** Data lines **
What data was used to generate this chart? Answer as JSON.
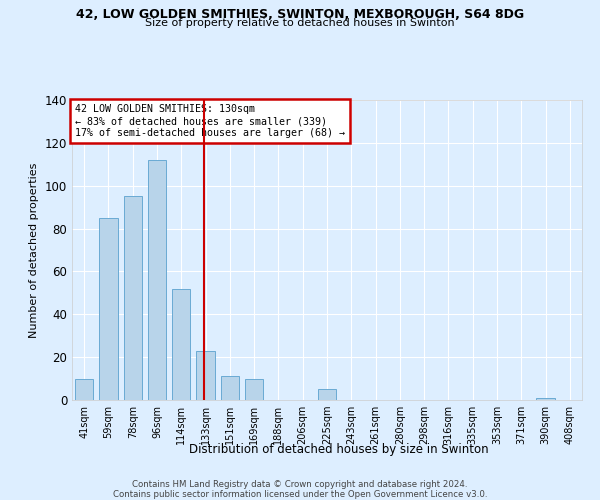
{
  "title": "42, LOW GOLDEN SMITHIES, SWINTON, MEXBOROUGH, S64 8DG",
  "subtitle": "Size of property relative to detached houses in Swinton",
  "xlabel": "Distribution of detached houses by size in Swinton",
  "ylabel": "Number of detached properties",
  "bar_labels": [
    "41sqm",
    "59sqm",
    "78sqm",
    "96sqm",
    "114sqm",
    "133sqm",
    "151sqm",
    "169sqm",
    "188sqm",
    "206sqm",
    "225sqm",
    "243sqm",
    "261sqm",
    "280sqm",
    "298sqm",
    "316sqm",
    "335sqm",
    "353sqm",
    "371sqm",
    "390sqm",
    "408sqm"
  ],
  "bar_values": [
    10,
    85,
    95,
    112,
    52,
    23,
    11,
    10,
    0,
    0,
    5,
    0,
    0,
    0,
    0,
    0,
    0,
    0,
    0,
    1,
    0
  ],
  "bar_color": "#b8d4ea",
  "bar_edge_color": "#6aaad4",
  "background_color": "#ddeeff",
  "grid_color": "#ffffff",
  "ref_line_index": 5,
  "annotation_text": "42 LOW GOLDEN SMITHIES: 130sqm\n← 83% of detached houses are smaller (339)\n17% of semi-detached houses are larger (68) →",
  "annotation_box_color": "#ffffff",
  "annotation_border_color": "#cc0000",
  "ref_line_color": "#cc0000",
  "ylim": [
    0,
    140
  ],
  "yticks": [
    0,
    20,
    40,
    60,
    80,
    100,
    120,
    140
  ],
  "footnote1": "Contains HM Land Registry data © Crown copyright and database right 2024.",
  "footnote2": "Contains public sector information licensed under the Open Government Licence v3.0."
}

** Short exercise **
Gather all lines with the string "SMITHIES" from the data.

** Problem solution **
  "title": "42, LOW GOLDEN SMITHIES, SWINTON, MEXBOROUGH, S64 8DG",
  "annotation_text": "42 LOW GOLDEN SMITHIES: 130sqm\n← 83% of detached houses are smaller (339)\n17% of semi-detached houses are larger (68) →",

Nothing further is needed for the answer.